### Exercise task
Retype each entry below, keeping every character the same.

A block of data
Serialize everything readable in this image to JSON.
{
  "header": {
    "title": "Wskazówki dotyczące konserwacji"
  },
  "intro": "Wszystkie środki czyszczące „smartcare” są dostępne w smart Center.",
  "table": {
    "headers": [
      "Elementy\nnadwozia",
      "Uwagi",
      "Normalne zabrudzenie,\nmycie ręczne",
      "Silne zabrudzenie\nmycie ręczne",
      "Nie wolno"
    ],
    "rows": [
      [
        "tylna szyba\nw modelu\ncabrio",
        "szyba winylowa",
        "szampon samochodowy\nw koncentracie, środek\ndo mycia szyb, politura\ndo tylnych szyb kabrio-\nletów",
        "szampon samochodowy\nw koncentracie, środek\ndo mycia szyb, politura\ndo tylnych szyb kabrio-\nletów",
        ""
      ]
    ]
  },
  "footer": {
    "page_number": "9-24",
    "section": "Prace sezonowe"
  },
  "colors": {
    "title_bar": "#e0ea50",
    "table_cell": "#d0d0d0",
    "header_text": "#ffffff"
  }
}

### Solution below
Serialize everything readable in this image to JSON.
{
  "header": {
    "title": "Wskazówki dotyczące konserwacji"
  },
  "intro": "Wszystkie środki czyszczące „smartcare” są dostępne w smart Center.",
  "table": {
    "headers": [
      "Elementy\nnadwozia",
      "Uwagi",
      "Normalne zabrudzenie,\nmycie ręczne",
      "Silne zabrudzenie\nmycie ręczne",
      "Nie wolno"
    ],
    "rows": [
      [
        "tylna szyba\nw modelu\ncabrio",
        "szyba winylowa",
        "szampon samochodowy\nw koncentracie, środek\ndo mycia szyb, politura\ndo tylnych szyb kabrio-\nletów",
        "szampon samochodowy\nw koncentracie, środek\ndo mycia szyb, politura\ndo tylnych szyb kabrio-\nletów",
        ""
      ]
    ]
  },
  "footer": {
    "page_number": "9-24",
    "section": "Prace sezonowe"
  },
  "colors": {
    "title_bar": "#e0ea50",
    "table_cell": "#d0d0d0",
    "header_text": "#ffffff"
  }
}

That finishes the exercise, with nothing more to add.